>> begin Records to use

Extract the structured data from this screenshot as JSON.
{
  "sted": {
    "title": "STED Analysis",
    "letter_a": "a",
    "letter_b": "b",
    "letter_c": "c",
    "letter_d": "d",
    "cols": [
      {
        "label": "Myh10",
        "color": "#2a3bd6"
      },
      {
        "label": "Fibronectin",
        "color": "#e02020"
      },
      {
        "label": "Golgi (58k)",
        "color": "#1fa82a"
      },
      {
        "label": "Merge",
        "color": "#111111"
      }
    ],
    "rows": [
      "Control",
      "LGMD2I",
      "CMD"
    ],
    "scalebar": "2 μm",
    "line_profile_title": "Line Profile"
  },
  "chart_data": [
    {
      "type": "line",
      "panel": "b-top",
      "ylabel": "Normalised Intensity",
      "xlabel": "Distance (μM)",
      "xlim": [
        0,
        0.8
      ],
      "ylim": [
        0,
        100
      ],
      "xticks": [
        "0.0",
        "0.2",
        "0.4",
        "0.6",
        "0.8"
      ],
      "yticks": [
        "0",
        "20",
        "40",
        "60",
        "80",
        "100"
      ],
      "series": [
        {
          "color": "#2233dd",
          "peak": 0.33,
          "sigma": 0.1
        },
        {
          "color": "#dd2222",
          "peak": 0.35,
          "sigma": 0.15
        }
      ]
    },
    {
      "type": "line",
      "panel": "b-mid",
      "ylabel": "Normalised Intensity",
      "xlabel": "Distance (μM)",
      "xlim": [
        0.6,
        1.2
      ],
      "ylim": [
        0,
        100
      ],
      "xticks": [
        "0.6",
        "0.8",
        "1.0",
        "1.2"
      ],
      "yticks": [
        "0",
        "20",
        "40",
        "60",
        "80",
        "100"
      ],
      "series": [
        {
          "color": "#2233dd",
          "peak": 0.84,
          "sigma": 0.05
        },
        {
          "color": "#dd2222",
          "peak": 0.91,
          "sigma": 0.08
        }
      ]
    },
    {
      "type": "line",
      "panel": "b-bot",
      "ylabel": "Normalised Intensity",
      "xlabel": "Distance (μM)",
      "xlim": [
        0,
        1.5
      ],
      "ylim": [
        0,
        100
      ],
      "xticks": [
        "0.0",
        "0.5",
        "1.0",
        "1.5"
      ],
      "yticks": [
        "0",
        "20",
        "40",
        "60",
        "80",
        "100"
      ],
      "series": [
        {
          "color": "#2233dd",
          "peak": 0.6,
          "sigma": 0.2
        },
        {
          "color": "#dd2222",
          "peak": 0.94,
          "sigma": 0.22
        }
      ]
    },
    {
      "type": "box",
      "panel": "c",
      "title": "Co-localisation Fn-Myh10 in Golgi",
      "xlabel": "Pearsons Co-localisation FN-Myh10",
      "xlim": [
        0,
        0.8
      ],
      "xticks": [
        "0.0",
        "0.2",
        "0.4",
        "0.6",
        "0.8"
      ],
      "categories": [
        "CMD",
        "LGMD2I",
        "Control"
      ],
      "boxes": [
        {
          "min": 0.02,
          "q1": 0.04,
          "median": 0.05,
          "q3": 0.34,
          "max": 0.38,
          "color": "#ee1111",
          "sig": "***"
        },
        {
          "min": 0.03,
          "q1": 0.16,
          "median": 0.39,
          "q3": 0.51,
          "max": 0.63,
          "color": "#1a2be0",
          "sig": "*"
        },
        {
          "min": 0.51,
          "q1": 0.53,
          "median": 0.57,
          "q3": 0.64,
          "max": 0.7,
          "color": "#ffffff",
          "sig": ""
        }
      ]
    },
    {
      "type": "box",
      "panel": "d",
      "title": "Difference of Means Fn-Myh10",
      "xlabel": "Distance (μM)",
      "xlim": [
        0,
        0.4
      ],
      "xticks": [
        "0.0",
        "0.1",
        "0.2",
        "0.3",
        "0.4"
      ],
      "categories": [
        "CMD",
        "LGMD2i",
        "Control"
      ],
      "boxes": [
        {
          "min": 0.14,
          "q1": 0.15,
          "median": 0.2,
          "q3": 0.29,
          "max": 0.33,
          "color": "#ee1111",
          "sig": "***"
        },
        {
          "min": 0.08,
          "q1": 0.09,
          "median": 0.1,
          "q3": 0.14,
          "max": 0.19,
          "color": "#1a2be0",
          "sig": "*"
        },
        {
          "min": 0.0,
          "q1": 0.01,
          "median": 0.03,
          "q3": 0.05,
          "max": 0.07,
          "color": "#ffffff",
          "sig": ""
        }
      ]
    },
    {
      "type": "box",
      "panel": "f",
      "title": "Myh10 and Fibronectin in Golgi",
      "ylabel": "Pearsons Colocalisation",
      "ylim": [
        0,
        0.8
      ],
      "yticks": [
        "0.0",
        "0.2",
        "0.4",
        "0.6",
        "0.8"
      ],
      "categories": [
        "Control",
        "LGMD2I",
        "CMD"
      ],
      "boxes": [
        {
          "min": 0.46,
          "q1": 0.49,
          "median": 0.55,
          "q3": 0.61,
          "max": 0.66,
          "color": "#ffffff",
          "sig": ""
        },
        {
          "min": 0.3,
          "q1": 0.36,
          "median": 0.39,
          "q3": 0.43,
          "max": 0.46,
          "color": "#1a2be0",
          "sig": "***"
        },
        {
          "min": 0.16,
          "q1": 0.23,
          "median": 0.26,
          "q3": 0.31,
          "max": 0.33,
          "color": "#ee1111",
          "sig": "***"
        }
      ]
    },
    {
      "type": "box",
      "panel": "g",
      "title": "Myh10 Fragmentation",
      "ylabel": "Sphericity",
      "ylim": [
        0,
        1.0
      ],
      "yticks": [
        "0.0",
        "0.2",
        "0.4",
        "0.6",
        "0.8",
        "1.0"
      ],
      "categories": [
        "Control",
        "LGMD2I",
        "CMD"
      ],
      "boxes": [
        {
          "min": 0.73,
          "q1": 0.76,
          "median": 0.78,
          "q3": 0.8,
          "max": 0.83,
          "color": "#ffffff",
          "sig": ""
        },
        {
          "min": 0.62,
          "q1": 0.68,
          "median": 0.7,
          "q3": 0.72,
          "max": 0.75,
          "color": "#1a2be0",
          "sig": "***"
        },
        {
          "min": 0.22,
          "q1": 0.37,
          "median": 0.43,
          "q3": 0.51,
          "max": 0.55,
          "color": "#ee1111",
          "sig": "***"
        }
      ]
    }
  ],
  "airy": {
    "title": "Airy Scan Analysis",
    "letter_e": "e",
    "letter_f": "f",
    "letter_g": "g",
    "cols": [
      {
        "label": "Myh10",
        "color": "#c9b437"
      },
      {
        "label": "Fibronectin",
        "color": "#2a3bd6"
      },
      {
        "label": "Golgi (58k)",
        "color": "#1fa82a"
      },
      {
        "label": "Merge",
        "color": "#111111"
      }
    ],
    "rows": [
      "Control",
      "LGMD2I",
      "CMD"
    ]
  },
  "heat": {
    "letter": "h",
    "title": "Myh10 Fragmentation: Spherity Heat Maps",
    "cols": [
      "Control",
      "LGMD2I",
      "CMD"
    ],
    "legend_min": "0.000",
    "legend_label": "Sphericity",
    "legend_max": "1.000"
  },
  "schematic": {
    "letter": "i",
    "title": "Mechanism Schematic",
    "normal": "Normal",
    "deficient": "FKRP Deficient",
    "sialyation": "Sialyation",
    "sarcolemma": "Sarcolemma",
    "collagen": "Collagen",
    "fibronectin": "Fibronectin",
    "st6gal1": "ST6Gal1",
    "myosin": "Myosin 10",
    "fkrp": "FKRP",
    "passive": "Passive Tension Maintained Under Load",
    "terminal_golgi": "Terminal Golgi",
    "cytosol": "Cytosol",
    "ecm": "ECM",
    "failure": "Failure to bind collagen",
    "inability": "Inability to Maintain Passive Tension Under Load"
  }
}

>> end Records to use

■ Written exercise
Copy each line above that contains the word "Pearsons".

■ Solution to the problem
      "xlabel": "Pearsons Co-localisation FN-Myh10",
      "ylabel": "Pearsons Colocalisation",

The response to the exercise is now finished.